• GOAL OF THE EXERCISE: Look for "What" in each line of the entries, and return the matching lines.

### RECORDS FOR THIS TASK ###

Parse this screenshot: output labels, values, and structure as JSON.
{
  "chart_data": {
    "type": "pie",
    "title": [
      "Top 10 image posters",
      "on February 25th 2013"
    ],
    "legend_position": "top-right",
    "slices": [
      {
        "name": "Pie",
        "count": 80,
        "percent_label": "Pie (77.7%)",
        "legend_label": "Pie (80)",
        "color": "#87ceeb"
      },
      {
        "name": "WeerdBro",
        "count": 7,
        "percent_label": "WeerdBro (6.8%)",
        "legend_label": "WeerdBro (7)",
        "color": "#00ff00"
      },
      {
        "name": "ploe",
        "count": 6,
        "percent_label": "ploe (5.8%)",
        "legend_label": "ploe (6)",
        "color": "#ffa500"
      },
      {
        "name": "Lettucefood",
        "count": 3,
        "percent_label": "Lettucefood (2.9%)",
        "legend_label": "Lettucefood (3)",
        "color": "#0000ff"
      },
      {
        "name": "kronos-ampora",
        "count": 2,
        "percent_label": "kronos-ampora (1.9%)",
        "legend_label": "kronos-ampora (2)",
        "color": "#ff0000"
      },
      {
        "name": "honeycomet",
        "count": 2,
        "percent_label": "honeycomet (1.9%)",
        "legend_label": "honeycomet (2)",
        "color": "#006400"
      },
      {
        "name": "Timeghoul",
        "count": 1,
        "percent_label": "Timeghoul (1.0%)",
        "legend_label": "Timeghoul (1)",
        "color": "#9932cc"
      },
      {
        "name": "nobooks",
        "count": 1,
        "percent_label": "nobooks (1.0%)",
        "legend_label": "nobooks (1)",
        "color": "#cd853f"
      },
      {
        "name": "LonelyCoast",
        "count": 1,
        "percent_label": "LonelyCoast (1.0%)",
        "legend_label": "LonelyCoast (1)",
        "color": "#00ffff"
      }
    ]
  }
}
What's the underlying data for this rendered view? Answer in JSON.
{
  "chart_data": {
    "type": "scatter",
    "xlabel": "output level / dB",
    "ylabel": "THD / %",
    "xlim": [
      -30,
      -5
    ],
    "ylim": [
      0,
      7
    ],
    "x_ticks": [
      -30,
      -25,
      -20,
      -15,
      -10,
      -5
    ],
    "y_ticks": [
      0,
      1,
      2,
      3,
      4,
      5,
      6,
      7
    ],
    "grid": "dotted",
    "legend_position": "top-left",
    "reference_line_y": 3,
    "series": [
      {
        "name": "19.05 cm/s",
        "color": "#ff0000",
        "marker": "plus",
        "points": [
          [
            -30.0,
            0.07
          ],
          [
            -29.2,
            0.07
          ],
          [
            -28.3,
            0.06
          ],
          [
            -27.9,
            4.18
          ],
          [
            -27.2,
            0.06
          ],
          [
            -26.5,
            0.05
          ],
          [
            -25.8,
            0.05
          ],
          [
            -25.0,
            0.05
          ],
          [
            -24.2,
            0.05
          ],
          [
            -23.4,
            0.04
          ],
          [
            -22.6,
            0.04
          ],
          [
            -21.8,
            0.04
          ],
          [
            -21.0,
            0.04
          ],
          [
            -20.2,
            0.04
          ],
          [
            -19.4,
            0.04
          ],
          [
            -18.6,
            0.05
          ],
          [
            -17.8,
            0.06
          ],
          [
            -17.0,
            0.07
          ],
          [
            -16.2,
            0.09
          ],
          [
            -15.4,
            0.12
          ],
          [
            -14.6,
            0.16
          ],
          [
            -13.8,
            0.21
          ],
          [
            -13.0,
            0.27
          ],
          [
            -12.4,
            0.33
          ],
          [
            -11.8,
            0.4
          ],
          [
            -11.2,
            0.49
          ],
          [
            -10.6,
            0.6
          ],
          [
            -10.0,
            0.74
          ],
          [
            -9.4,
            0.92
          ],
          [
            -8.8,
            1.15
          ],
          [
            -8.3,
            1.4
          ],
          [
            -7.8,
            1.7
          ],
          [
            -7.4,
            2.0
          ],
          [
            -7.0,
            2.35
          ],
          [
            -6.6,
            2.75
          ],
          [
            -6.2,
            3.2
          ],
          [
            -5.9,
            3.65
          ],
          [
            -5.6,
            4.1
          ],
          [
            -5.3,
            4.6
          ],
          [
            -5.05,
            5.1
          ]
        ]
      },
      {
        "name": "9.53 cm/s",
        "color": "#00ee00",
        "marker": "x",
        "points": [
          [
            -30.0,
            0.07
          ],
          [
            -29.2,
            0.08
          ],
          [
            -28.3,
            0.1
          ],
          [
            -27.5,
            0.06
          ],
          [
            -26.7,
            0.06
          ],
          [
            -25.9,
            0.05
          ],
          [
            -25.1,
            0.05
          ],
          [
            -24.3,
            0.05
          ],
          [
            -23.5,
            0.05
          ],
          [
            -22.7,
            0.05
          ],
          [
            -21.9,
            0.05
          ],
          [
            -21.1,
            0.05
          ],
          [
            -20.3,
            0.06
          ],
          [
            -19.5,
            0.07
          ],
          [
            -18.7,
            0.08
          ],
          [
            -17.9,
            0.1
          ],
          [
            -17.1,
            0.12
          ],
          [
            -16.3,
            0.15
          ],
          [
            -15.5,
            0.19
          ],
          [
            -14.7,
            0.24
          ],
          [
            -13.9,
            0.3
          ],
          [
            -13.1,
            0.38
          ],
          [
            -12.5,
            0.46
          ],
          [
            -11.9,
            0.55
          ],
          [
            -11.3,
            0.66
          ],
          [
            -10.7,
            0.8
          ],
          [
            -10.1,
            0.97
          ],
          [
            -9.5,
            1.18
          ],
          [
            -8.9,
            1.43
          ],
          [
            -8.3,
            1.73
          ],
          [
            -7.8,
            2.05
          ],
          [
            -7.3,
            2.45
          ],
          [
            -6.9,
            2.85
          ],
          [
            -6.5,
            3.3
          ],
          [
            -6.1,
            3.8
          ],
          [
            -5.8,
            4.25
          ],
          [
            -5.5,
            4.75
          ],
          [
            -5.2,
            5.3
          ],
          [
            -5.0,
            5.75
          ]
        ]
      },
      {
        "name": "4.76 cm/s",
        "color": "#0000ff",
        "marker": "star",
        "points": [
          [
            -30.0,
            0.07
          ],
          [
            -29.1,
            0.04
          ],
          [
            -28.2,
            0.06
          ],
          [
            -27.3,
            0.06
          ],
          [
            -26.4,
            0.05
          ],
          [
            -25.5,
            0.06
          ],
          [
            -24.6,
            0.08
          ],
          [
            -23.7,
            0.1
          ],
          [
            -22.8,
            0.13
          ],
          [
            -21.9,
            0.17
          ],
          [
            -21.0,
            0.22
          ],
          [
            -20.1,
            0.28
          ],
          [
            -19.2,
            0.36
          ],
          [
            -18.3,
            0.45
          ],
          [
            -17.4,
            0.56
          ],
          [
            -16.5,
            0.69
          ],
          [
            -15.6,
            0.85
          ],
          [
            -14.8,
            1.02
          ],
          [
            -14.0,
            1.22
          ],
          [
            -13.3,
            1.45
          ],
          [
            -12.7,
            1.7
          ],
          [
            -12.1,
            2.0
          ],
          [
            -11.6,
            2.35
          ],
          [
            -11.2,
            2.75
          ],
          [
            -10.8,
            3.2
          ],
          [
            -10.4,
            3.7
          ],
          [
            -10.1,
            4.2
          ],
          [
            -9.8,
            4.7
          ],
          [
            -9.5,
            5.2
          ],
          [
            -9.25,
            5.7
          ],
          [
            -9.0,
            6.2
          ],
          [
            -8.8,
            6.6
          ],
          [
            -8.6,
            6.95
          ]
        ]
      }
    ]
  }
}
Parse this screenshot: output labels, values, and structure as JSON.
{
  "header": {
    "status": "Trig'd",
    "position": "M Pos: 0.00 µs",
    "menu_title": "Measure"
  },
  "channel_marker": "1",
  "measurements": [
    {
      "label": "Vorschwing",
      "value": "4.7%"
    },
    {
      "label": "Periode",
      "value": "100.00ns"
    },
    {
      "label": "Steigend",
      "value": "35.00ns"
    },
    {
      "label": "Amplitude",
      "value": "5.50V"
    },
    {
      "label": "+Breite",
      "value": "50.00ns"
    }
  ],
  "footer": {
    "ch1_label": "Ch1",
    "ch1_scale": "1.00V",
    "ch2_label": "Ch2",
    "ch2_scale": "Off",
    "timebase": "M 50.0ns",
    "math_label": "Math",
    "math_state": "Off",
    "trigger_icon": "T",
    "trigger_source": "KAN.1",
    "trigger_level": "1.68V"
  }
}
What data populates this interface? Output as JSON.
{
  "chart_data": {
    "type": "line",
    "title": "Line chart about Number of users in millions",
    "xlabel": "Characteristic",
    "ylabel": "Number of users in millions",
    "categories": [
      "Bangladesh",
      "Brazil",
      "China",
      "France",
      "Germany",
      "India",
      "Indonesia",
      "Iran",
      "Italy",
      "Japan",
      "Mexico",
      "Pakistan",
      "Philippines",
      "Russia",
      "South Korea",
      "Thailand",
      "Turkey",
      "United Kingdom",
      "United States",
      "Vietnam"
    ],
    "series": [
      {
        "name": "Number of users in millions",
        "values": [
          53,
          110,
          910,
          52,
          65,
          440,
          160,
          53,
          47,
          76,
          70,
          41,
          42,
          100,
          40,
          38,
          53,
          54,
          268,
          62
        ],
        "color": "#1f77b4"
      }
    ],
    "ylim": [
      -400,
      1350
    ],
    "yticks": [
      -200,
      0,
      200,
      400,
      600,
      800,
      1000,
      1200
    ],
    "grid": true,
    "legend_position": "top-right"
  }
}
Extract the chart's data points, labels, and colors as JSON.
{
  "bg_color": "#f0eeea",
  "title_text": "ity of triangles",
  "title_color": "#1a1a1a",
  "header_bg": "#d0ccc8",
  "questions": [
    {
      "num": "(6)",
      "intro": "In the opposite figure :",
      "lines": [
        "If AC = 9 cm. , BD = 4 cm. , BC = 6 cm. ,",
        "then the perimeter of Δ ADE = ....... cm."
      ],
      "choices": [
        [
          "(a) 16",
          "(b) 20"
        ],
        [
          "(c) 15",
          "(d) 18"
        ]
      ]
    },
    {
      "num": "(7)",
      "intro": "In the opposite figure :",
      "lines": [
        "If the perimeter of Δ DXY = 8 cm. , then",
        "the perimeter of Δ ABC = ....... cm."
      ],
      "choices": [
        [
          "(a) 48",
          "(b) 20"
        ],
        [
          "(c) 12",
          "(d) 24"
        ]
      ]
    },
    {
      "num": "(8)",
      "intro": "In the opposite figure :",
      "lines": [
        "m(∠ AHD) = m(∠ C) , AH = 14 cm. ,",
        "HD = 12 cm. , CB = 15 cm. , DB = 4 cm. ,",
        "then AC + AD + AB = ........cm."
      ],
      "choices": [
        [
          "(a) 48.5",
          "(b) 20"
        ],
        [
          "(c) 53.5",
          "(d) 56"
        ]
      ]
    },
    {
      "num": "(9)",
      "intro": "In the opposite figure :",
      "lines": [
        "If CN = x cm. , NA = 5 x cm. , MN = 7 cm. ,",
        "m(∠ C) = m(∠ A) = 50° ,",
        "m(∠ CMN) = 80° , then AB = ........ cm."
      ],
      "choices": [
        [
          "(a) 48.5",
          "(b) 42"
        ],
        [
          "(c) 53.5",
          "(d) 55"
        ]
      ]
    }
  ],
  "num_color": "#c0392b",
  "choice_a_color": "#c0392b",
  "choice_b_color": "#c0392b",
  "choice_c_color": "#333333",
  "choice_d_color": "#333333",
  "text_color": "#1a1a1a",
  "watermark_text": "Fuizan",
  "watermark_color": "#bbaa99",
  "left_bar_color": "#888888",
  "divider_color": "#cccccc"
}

###

• RESPONSE TO THIS TASK:
What's the underlying data for this rendered view? Answer in JSON.
What data populates this interface? Output as JSON.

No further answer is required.